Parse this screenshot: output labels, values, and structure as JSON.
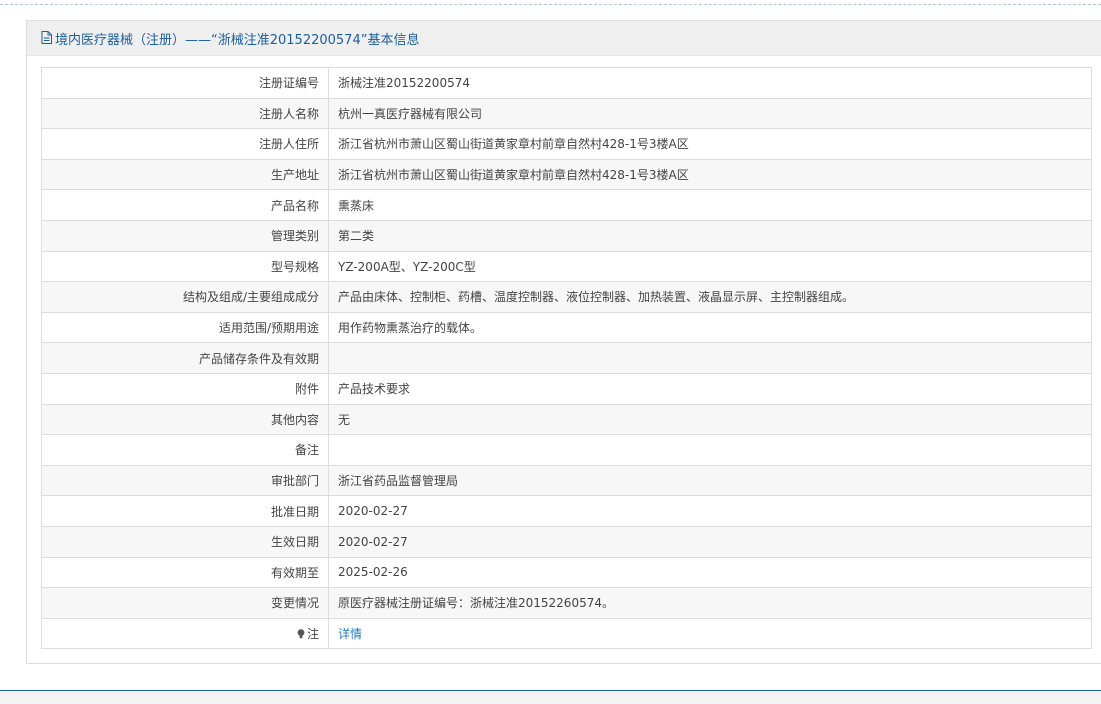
{
  "header": {
    "title": "境内医疗器械（注册）——“浙械注准20152200574”基本信息"
  },
  "rows": [
    {
      "label": "注册证编号",
      "value": "浙械注准20152200574"
    },
    {
      "label": "注册人名称",
      "value": "杭州一真医疗器械有限公司"
    },
    {
      "label": "注册人住所",
      "value": "浙江省杭州市萧山区蜀山街道黄家章村前章自然村428-1号3楼A区"
    },
    {
      "label": "生产地址",
      "value": "浙江省杭州市萧山区蜀山街道黄家章村前章自然村428-1号3楼A区"
    },
    {
      "label": "产品名称",
      "value": "熏蒸床"
    },
    {
      "label": "管理类别",
      "value": "第二类"
    },
    {
      "label": "型号规格",
      "value": "YZ-200A型、YZ-200C型"
    },
    {
      "label": "结构及组成/主要组成成分",
      "value": "产品由床体、控制柜、药槽、温度控制器、液位控制器、加热装置、液晶显示屏、主控制器组成。"
    },
    {
      "label": "适用范围/预期用途",
      "value": "用作药物熏蒸治疗的载体。"
    },
    {
      "label": "产品储存条件及有效期",
      "value": ""
    },
    {
      "label": "附件",
      "value": "产品技术要求"
    },
    {
      "label": "其他内容",
      "value": "无"
    },
    {
      "label": "备注",
      "value": ""
    },
    {
      "label": "审批部门",
      "value": "浙江省药品监督管理局"
    },
    {
      "label": "批准日期",
      "value": "2020-02-27"
    },
    {
      "label": "生效日期",
      "value": "2020-02-27"
    },
    {
      "label": "有效期至",
      "value": "2025-02-26"
    },
    {
      "label": "变更情况",
      "value": "原医疗器械注册证编号：浙械注准20152260574。"
    }
  ],
  "note_row": {
    "label": "注",
    "link_text": "详情",
    "icon": "bulb-icon"
  },
  "colors": {
    "title": "#1c5e9e",
    "link": "#2a7bc2",
    "border": "#dddddd",
    "header_bg": "#efefef",
    "stripe_bg": "#f7f7f7"
  }
}
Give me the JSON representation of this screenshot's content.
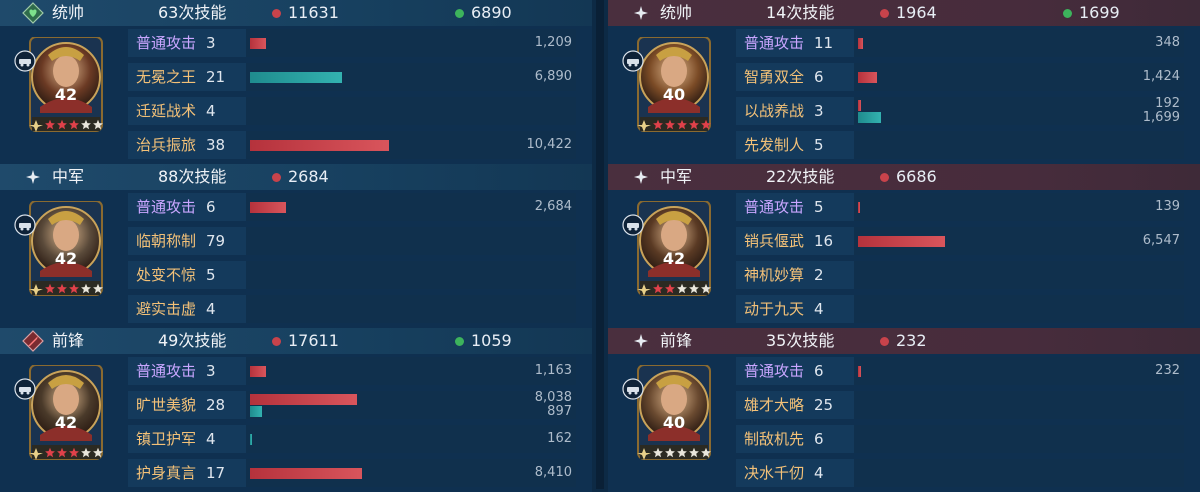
{
  "colors": {
    "red_bar": "#c8434b",
    "green_bar": "#2aa3a3",
    "ally_header": "#1f4a6b",
    "enemy_header": "#4a2f3e",
    "normal_attack_text": "#c9a6ff",
    "skill_text": "#f3c178"
  },
  "left": {
    "blocks": [
      {
        "role": "统帅",
        "role_icon": "heart-shield-icon",
        "casts": "63次技能",
        "red_total": "11631",
        "green_total": "6890",
        "level": "42",
        "stars": 5,
        "stars_lit": 3,
        "skills": [
          {
            "name": "普通攻击",
            "lv": "3",
            "type": "normal",
            "red": 1209,
            "red_label": "1,209"
          },
          {
            "name": "无冕之王",
            "lv": "21",
            "green": 6890,
            "green_label": "6,890"
          },
          {
            "name": "迁延战术",
            "lv": "4"
          },
          {
            "name": "治兵振旅",
            "lv": "38",
            "red": 10422,
            "red_label": "10,422"
          }
        ]
      },
      {
        "role": "中军",
        "role_icon": "sparkle-icon",
        "casts": "88次技能",
        "red_total": "2684",
        "green_total": "",
        "level": "42",
        "stars": 5,
        "stars_lit": 3,
        "skills": [
          {
            "name": "普通攻击",
            "lv": "6",
            "type": "normal",
            "red": 2684,
            "red_label": "2,684"
          },
          {
            "name": "临朝称制",
            "lv": "79"
          },
          {
            "name": "处变不惊",
            "lv": "5"
          },
          {
            "name": "避实击虚",
            "lv": "4"
          }
        ]
      },
      {
        "role": "前锋",
        "role_icon": "sword-shield-icon",
        "casts": "49次技能",
        "red_total": "17611",
        "green_total": "1059",
        "level": "42",
        "stars": 5,
        "stars_lit": 3,
        "skills": [
          {
            "name": "普通攻击",
            "lv": "3",
            "type": "normal",
            "red": 1163,
            "red_label": "1,163"
          },
          {
            "name": "旷世美貌",
            "lv": "28",
            "red": 8038,
            "red_label": "8,038",
            "green": 897,
            "green_label": "897"
          },
          {
            "name": "镇卫护军",
            "lv": "4",
            "green": 162,
            "green_label": "162"
          },
          {
            "name": "护身真言",
            "lv": "17",
            "red": 8410,
            "red_label": "8,410"
          }
        ]
      }
    ]
  },
  "right": {
    "blocks": [
      {
        "role": "统帅",
        "role_icon": "sparkle-icon",
        "casts": "14次技能",
        "red_total": "1964",
        "green_total": "1699",
        "level": "40",
        "stars": 5,
        "stars_lit": 5,
        "skills": [
          {
            "name": "普通攻击",
            "lv": "11",
            "type": "normal",
            "red": 348,
            "red_label": "348"
          },
          {
            "name": "智勇双全",
            "lv": "6",
            "red": 1424,
            "red_label": "1,424"
          },
          {
            "name": "以战养战",
            "lv": "3",
            "red": 192,
            "red_label": "192",
            "green": 1699,
            "green_label": "1,699"
          },
          {
            "name": "先发制人",
            "lv": "5"
          }
        ]
      },
      {
        "role": "中军",
        "role_icon": "sparkle-icon",
        "casts": "22次技能",
        "red_total": "6686",
        "green_total": "",
        "level": "42",
        "stars": 5,
        "stars_lit": 2,
        "skills": [
          {
            "name": "普通攻击",
            "lv": "5",
            "type": "normal",
            "red": 139,
            "red_label": "139"
          },
          {
            "name": "销兵偃武",
            "lv": "16",
            "red": 6547,
            "red_label": "6,547"
          },
          {
            "name": "神机妙算",
            "lv": "2"
          },
          {
            "name": "动于九天",
            "lv": "4"
          }
        ]
      },
      {
        "role": "前锋",
        "role_icon": "sparkle-icon",
        "casts": "35次技能",
        "red_total": "232",
        "green_total": "",
        "level": "40",
        "stars": 5,
        "stars_lit": 0,
        "skills": [
          {
            "name": "普通攻击",
            "lv": "6",
            "type": "normal",
            "red": 232,
            "red_label": "232"
          },
          {
            "name": "雄才大略",
            "lv": "25"
          },
          {
            "name": "制敌机先",
            "lv": "6"
          },
          {
            "name": "决水千仞",
            "lv": "4"
          }
        ]
      }
    ]
  },
  "bar_scale_max": 15000
}
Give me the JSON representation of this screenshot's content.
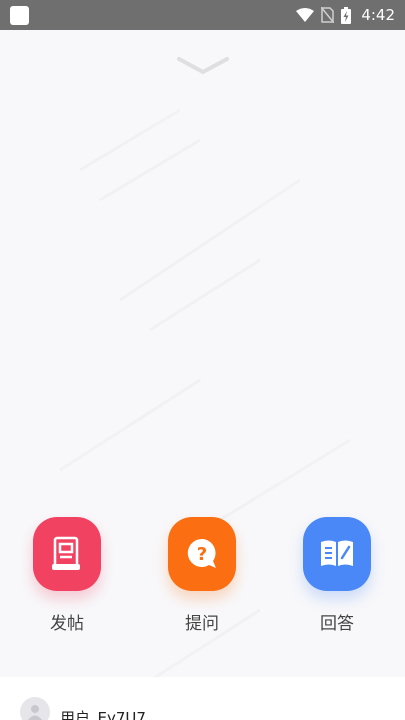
{
  "status_bar": {
    "time": "4:42"
  },
  "actions": [
    {
      "label": "发帖",
      "color": "#f14262",
      "icon": "post-document-icon"
    },
    {
      "label": "提问",
      "color": "#fb6e11",
      "icon": "question-bubble-icon"
    },
    {
      "label": "回答",
      "color": "#4a88f7",
      "icon": "open-book-icon"
    }
  ],
  "bottom_card": {
    "user_name": "用户_Ey7U7"
  }
}
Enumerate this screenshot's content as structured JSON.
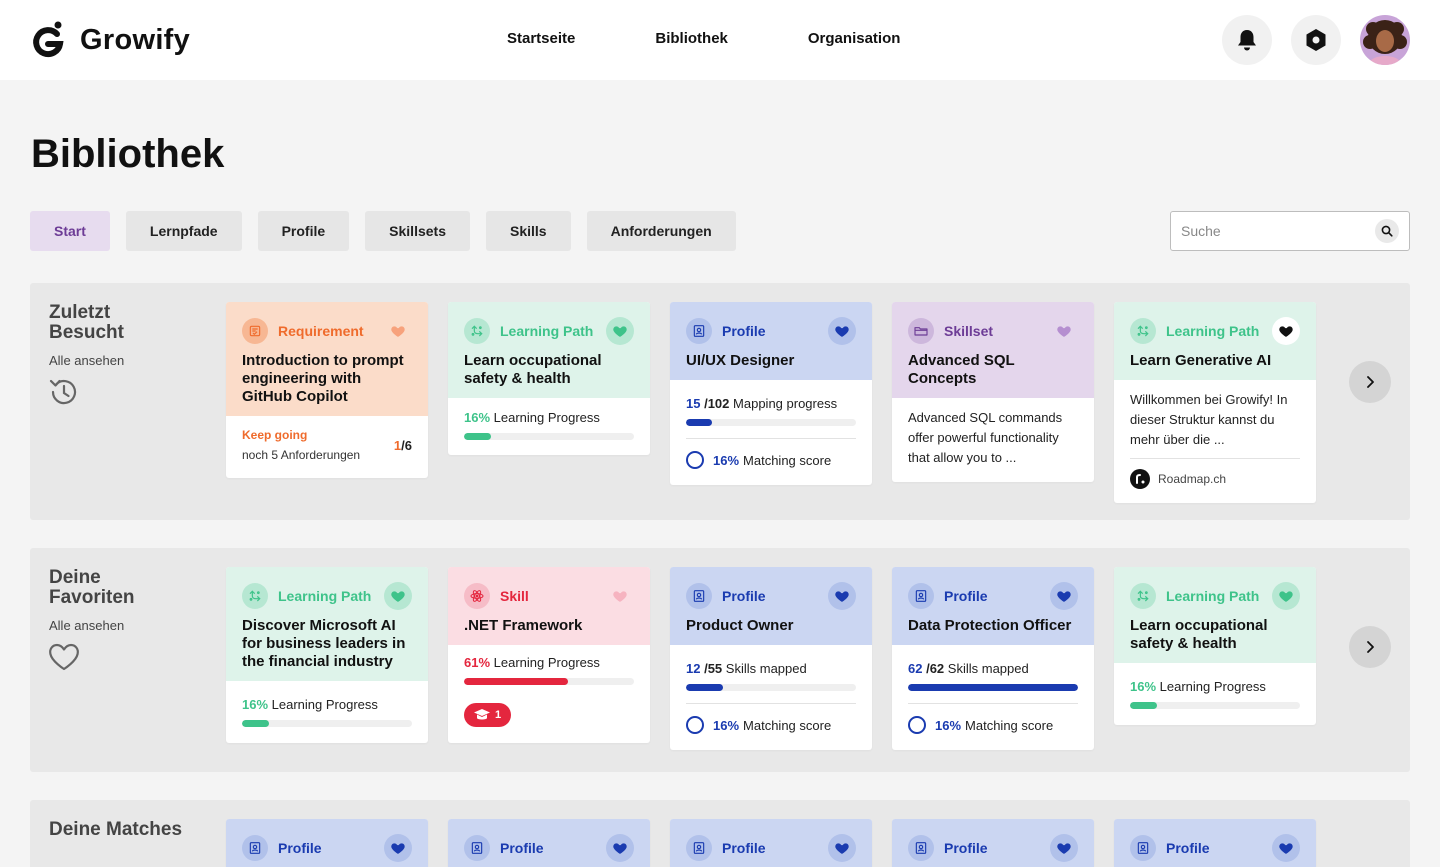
{
  "app": {
    "name": "Growify"
  },
  "nav": [
    {
      "label": "Startseite"
    },
    {
      "label": "Bibliothek"
    },
    {
      "label": "Organisation"
    }
  ],
  "header_icons": {
    "notifications": "bell-icon",
    "settings": "hexagon-icon",
    "avatar": "user-avatar"
  },
  "page": {
    "title": "Bibliothek"
  },
  "tabs": [
    {
      "label": "Start",
      "active": true
    },
    {
      "label": "Lernpfade"
    },
    {
      "label": "Profile"
    },
    {
      "label": "Skillsets"
    },
    {
      "label": "Skills"
    },
    {
      "label": "Anforderungen"
    }
  ],
  "search": {
    "placeholder": "Suche"
  },
  "colors": {
    "requirement": "#ef6b2c",
    "learning_path": "#3ec38a",
    "profile": "#1a3bb0",
    "skillset": "#6d3c96",
    "skill": "#e4263e"
  },
  "sections": {
    "recent": {
      "title": "Zuletzt Besucht",
      "link": "Alle ansehen",
      "cards": [
        {
          "type": "Requirement",
          "title": "Introduction to prompt engineering with GitHub Copilot",
          "status": "Keep going",
          "detail": "noch 5 Anforderungen",
          "count_done": "1",
          "count_total": "/6"
        },
        {
          "type": "Learning Path",
          "title": "Learn occupational safety & health",
          "progress_pct": "16%",
          "progress_label": "Learning Progress",
          "progress": 0.16
        },
        {
          "type": "Profile",
          "title": "UI/UX Designer",
          "mapped": "15",
          "total": "/102",
          "mapped_label": "Mapping progress",
          "progress": 0.15,
          "match_pct": "16%",
          "match_label": "Matching score"
        },
        {
          "type": "Skillset",
          "title": "Advanced SQL Concepts",
          "description": "Advanced SQL commands offer powerful functionality that allow you to ..."
        },
        {
          "type": "Learning Path",
          "title": "Learn Generative AI",
          "description": "Willkommen bei Growify! In dieser Struktur kannst du mehr über die ...",
          "source": "Roadmap.ch"
        }
      ]
    },
    "favorites": {
      "title": "Deine Favoriten",
      "link": "Alle ansehen",
      "cards": [
        {
          "type": "Learning Path",
          "title": "Discover Microsoft AI for business leaders in the financial industry",
          "progress_pct": "16%",
          "progress_label": "Learning Progress",
          "progress": 0.16
        },
        {
          "type": "Skill",
          "title": ".NET Framework",
          "progress_pct": "61%",
          "progress_label": "Learning Progress",
          "progress": 0.61,
          "badge": "1"
        },
        {
          "type": "Profile",
          "title": "Product Owner",
          "mapped": "12",
          "total": "/55",
          "mapped_label": "Skills mapped",
          "progress": 0.22,
          "match_pct": "16%",
          "match_label": "Matching score"
        },
        {
          "type": "Profile",
          "title": "Data Protection Officer",
          "mapped": "62",
          "total": "/62",
          "mapped_label": "Skills mapped",
          "progress": 1.0,
          "match_pct": "16%",
          "match_label": "Matching score"
        },
        {
          "type": "Learning Path",
          "title": "Learn occupational safety & health",
          "progress_pct": "16%",
          "progress_label": "Learning Progress",
          "progress": 0.16
        }
      ]
    },
    "matches": {
      "title": "Deine Matches",
      "cards": [
        {
          "type": "Profile"
        },
        {
          "type": "Profile"
        },
        {
          "type": "Profile"
        },
        {
          "type": "Profile"
        },
        {
          "type": "Profile"
        }
      ]
    }
  }
}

-- -- --

WHAT IS EXPECTED: Read through the entries and copy each line in which "description" appears.

EXERCISE RESULT:
          "description": "Advanced SQL commands offer powerful functionality that allow you to ..."
          "description": "Willkommen bei Growify! In dieser Struktur kannst du mehr über die ...",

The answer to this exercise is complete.